##### Information provided #####
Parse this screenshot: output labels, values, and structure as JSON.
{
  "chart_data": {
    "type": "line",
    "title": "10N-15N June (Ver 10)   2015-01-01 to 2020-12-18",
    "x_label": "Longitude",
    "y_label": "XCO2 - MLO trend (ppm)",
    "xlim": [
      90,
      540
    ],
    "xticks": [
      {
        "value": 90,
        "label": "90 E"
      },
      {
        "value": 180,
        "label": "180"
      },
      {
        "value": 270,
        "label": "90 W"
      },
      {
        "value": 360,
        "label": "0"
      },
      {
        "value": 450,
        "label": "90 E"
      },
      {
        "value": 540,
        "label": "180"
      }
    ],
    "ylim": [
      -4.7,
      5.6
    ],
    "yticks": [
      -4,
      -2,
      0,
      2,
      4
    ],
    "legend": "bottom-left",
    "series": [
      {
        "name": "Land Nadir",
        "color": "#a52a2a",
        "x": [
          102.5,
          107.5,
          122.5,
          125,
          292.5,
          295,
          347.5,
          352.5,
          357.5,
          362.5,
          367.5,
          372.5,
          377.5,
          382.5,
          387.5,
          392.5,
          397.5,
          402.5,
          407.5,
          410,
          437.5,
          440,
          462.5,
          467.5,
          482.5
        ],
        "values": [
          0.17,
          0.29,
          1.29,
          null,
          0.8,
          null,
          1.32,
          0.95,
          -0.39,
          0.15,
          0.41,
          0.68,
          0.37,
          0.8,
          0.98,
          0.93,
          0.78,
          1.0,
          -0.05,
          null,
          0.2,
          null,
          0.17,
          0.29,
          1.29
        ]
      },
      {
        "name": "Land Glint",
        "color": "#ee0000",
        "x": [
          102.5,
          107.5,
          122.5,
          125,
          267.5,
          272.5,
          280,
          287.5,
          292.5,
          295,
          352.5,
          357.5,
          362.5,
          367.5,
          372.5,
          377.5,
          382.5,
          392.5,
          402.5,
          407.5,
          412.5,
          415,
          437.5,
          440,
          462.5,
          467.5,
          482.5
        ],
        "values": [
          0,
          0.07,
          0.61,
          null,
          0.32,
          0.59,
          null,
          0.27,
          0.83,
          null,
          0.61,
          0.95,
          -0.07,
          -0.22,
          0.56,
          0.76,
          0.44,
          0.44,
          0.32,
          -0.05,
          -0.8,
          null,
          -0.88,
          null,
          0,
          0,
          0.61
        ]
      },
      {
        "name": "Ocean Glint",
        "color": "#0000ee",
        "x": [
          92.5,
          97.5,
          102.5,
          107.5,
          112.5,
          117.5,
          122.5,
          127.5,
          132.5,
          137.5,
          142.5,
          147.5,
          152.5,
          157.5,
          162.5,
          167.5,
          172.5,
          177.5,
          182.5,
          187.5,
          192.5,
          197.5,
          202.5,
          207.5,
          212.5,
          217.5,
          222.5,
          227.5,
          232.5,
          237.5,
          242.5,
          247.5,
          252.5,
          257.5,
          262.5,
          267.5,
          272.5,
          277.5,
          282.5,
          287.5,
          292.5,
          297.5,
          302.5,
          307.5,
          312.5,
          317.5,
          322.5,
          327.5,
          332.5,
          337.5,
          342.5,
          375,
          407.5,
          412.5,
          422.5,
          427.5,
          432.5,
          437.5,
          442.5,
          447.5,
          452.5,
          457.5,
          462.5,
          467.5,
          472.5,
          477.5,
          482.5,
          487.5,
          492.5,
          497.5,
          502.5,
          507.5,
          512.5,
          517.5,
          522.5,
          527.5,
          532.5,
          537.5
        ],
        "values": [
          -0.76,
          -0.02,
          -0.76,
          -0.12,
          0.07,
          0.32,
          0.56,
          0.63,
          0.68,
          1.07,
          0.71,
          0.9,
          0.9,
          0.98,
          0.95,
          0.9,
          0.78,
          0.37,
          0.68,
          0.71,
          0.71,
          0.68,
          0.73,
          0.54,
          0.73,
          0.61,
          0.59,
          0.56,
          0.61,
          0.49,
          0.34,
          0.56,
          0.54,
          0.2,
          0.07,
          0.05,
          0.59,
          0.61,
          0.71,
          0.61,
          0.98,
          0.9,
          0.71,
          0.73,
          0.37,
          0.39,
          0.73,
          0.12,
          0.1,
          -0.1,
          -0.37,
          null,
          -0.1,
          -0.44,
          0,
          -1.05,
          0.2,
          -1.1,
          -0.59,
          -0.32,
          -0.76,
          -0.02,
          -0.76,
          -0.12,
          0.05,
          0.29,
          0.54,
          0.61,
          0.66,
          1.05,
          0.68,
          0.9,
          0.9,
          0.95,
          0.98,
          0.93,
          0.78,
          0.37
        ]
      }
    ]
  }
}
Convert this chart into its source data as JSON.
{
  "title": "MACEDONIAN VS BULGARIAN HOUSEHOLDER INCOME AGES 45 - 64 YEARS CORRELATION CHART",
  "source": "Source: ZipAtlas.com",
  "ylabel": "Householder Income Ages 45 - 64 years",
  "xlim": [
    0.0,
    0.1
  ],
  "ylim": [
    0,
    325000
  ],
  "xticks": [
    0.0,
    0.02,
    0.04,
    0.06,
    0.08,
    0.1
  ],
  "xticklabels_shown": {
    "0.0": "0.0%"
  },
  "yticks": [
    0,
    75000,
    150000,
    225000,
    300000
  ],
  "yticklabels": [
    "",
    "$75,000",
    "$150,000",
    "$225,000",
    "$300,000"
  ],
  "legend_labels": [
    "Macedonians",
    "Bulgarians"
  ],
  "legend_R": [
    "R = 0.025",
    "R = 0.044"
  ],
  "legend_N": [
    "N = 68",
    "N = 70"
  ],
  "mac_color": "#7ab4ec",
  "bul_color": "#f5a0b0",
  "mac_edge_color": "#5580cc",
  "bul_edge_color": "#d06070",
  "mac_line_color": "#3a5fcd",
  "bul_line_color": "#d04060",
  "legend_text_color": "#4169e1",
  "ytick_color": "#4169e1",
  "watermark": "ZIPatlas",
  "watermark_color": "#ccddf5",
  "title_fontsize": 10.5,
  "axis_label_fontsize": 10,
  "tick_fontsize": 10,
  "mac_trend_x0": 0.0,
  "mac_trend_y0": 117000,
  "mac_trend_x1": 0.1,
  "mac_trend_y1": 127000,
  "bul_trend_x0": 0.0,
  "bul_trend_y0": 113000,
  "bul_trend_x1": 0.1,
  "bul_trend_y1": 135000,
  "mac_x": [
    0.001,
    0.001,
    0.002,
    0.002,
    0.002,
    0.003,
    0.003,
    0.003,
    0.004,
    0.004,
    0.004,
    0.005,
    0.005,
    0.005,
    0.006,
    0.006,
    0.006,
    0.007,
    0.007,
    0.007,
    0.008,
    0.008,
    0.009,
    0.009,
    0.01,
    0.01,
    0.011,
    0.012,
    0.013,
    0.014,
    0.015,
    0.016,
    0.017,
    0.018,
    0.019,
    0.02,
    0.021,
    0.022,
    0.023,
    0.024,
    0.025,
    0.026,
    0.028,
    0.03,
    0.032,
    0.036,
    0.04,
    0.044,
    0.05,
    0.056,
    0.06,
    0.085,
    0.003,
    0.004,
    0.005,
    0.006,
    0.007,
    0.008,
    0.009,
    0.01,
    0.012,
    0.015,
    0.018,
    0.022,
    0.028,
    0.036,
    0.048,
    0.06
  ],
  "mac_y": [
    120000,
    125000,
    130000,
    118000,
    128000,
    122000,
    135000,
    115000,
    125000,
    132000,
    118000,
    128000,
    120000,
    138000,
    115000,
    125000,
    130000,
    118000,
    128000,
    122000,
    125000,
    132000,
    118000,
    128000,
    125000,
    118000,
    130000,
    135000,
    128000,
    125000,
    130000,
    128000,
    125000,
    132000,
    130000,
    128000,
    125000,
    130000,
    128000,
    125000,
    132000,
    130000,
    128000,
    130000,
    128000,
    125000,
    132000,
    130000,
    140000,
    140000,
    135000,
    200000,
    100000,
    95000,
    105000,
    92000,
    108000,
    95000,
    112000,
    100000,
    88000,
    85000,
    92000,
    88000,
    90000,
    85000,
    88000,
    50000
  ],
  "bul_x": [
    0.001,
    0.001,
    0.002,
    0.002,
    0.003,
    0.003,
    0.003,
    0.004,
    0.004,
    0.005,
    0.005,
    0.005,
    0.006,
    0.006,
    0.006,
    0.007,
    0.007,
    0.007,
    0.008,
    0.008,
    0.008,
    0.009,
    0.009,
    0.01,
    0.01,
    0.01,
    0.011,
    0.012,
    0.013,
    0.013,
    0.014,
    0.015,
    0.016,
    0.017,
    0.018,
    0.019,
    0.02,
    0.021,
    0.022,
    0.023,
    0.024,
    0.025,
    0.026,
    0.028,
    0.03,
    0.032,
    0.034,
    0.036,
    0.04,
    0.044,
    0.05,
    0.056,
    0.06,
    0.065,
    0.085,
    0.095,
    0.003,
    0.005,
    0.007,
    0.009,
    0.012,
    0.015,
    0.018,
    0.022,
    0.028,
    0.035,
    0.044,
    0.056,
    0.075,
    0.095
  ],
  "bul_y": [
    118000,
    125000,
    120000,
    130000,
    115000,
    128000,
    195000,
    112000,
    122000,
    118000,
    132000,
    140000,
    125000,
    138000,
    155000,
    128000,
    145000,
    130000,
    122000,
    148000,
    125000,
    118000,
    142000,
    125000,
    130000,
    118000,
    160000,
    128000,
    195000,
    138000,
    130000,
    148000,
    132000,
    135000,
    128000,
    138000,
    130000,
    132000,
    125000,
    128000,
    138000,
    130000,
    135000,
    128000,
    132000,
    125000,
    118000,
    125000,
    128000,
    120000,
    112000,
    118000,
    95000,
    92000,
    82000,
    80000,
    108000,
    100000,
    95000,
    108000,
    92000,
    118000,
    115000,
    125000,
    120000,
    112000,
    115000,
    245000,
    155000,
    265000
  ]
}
#####
Problem statement
Identify each line in the records above containing the word "JSON"; copy those lines.

Output
Parse this screenshot: output labels, values, and structure as JSON.
Convert this chart into its source data as JSON.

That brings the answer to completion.